* **AIM**
Scan the records below. List lines holding "kang".

════

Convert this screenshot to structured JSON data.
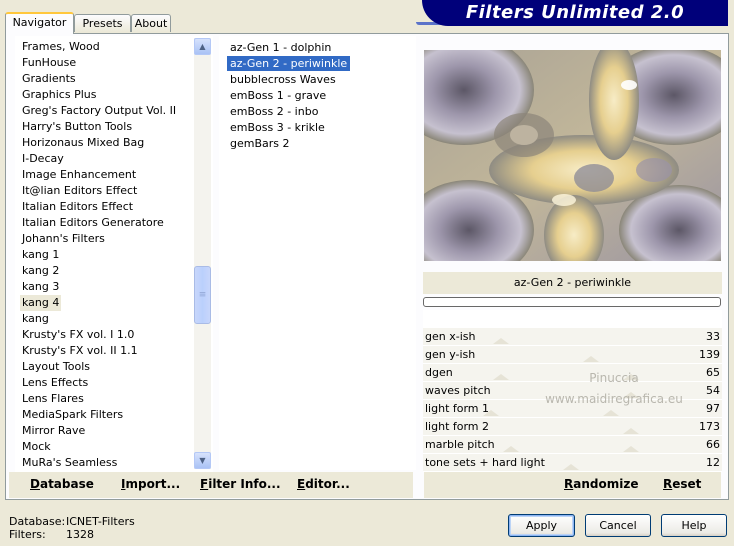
{
  "app": {
    "title": "Filters Unlimited 2.0"
  },
  "tabs": [
    {
      "label": "Navigator",
      "active": true
    },
    {
      "label": "Presets",
      "active": false
    },
    {
      "label": "About",
      "active": false
    }
  ],
  "categories": {
    "items": [
      "Frames, Wood",
      "FunHouse",
      "Gradients",
      "Graphics Plus",
      "Greg's Factory Output Vol. II",
      "Harry's Button Tools",
      "Horizonaus Mixed Bag",
      "I-Decay",
      "Image Enhancement",
      "It@lian Editors Effect",
      "Italian Editors Effect",
      "Italian Editors Generatore",
      "Johann's Filters",
      "kang 1",
      "kang 2",
      "kang 3",
      "kang 4",
      "kang",
      "Krusty's FX vol. I 1.0",
      "Krusty's FX vol. II 1.1",
      "Layout Tools",
      "Lens Effects",
      "Lens Flares",
      "MediaSpark Filters",
      "Mirror Rave",
      "Mock",
      "MuRa's Seamless"
    ],
    "selected": "kang 4"
  },
  "filters": {
    "items": [
      "az-Gen 1  -  dolphin",
      "az-Gen 2  -  periwinkle",
      "bubblecross Waves",
      "emBoss 1  -  grave",
      "emBoss 2  -  inbo",
      "emBoss 3  -  krikle",
      "gemBars 2"
    ],
    "selected": "az-Gen 2  -  periwinkle"
  },
  "preview": {
    "label": "az-Gen 2  -  periwinkle"
  },
  "params": [
    {
      "name": "gen x-ish",
      "value": "33",
      "level": 33
    },
    {
      "name": "gen y-ish",
      "value": "139",
      "level": 139
    },
    {
      "name": "dgen",
      "value": "65",
      "level": 65
    },
    {
      "name": "waves pitch",
      "value": "54",
      "level": 54
    },
    {
      "name": "light form 1",
      "value": "97",
      "level": 97
    },
    {
      "name": "light form 2",
      "value": "173",
      "level": 173
    },
    {
      "name": "marble pitch",
      "value": "66",
      "level": 66
    },
    {
      "name": "tone sets + hard light",
      "value": "12",
      "level": 12
    }
  ],
  "watermark": {
    "line1": "Pinuccia",
    "line2": "www.maidiregrafica.eu"
  },
  "toolbar": {
    "database": "Database",
    "import": "Import...",
    "filter_info": "Filter Info...",
    "editor": "Editor..."
  },
  "toolbar2": {
    "randomize": "Randomize",
    "reset": "Reset"
  },
  "status": {
    "database_label": "Database:",
    "database_value": "ICNET-Filters",
    "filters_label": "Filters:",
    "filters_value": "1328"
  },
  "buttons": {
    "apply": "Apply",
    "cancel": "Cancel",
    "help": "Help"
  },
  "colors": {
    "banner": "#00007a",
    "selection": "#316ac5",
    "tab_highlight": "#ffc73c"
  }
}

════

* **REPLY TO THE TASK**
      "kang 1",
      "kang 2",
      "kang 3",
      "kang 4",
      "kang",
    "selected": "kang 4"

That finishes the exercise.